**What is expected**. Below are the records; locate each line with the word "this" and copy it.

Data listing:

◇ ◇ ◇ ◇

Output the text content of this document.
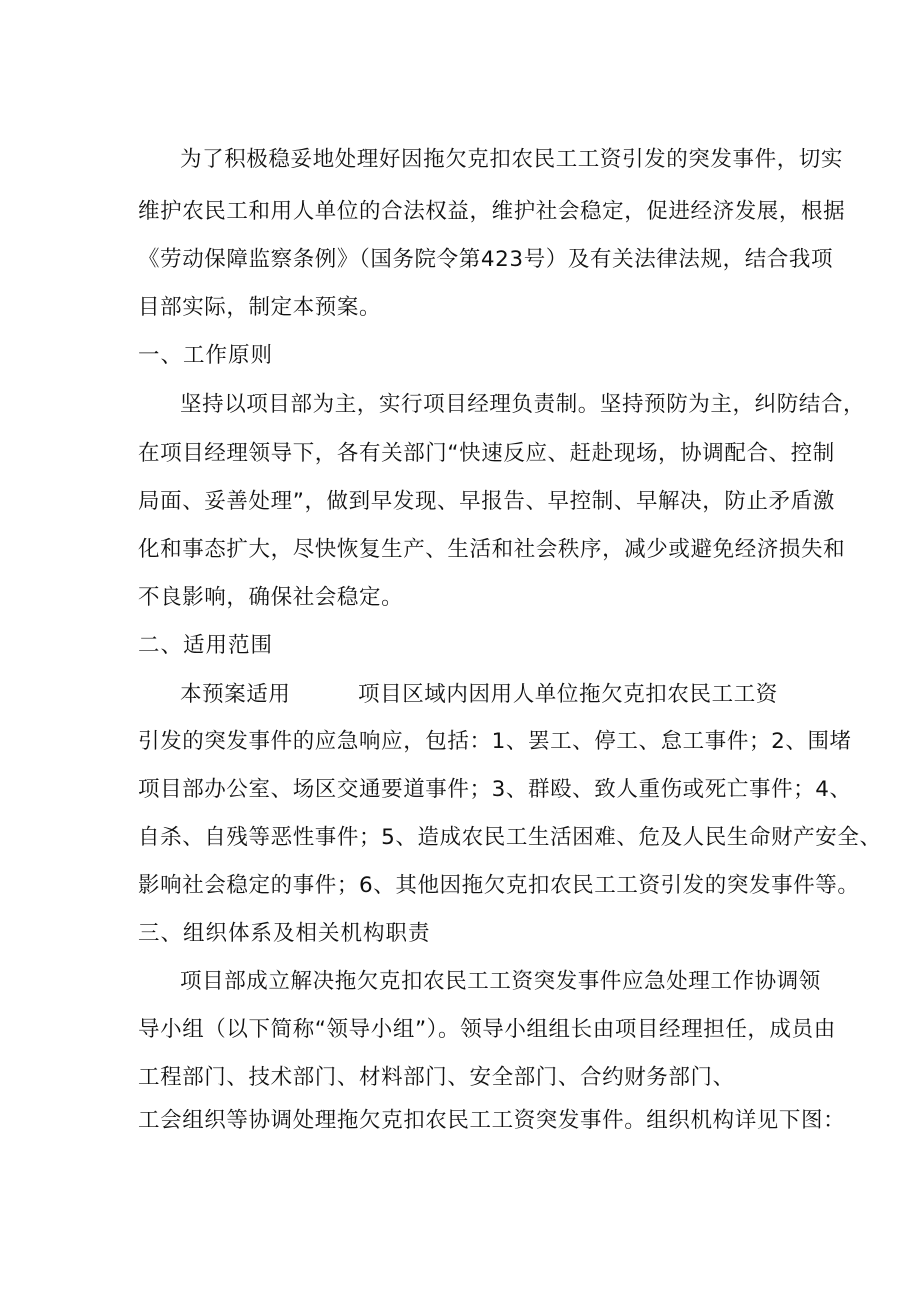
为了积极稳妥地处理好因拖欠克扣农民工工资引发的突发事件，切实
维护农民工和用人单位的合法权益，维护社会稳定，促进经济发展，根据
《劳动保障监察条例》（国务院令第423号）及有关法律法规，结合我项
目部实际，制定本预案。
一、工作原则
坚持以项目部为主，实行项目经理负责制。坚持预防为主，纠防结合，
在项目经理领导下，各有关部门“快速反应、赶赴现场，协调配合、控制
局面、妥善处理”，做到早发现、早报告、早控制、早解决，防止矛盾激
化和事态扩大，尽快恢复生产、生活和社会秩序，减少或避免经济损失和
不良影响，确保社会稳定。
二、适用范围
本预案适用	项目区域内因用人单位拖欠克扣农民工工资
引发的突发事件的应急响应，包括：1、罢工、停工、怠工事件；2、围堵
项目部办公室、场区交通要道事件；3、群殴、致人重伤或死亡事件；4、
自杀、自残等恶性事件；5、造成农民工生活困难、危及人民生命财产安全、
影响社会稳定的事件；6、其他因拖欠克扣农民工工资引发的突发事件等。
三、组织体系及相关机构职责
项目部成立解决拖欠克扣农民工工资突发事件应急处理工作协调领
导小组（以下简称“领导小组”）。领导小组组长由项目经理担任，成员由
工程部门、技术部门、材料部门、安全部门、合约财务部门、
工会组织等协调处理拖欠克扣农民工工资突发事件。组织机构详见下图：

◇ ◇ ◇ ◇

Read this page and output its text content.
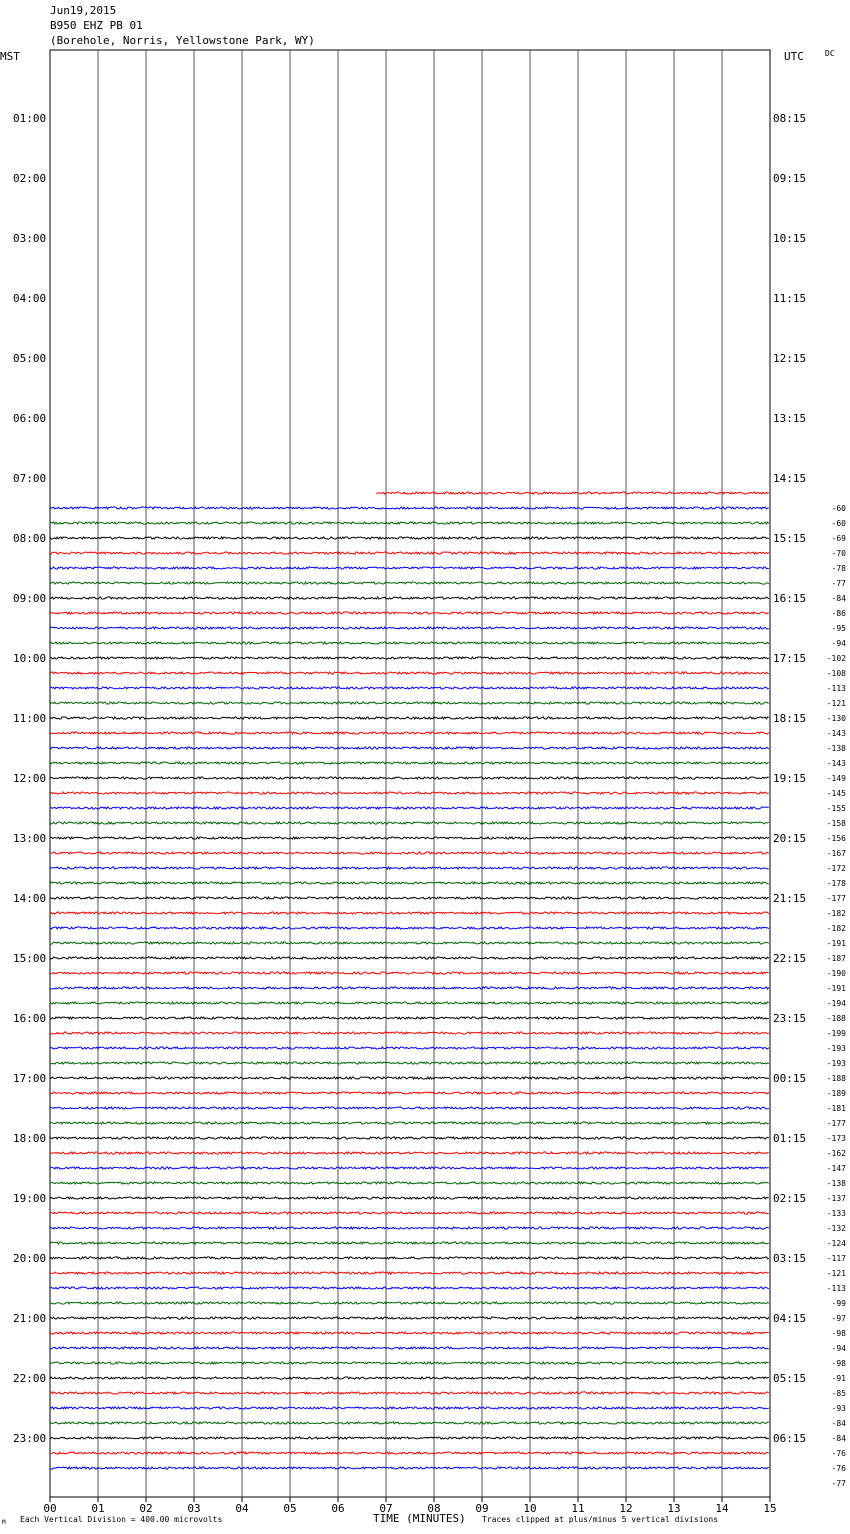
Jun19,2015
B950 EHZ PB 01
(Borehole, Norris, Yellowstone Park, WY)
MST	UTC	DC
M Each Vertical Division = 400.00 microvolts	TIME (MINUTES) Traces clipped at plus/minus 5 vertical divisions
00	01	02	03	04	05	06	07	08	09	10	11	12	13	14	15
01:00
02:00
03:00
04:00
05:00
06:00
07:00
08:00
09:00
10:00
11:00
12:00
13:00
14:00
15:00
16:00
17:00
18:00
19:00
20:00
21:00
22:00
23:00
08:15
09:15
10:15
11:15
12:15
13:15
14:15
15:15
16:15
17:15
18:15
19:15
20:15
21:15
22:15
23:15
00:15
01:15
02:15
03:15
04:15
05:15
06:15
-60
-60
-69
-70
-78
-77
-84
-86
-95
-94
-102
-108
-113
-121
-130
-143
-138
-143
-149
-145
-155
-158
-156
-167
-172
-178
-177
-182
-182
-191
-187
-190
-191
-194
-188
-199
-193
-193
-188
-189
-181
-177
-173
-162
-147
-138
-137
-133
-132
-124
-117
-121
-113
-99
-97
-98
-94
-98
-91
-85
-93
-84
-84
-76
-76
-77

◇ ◇ ◇ ◇

**Finished task**.
Output the text content of this document.
Read this page and output its text content.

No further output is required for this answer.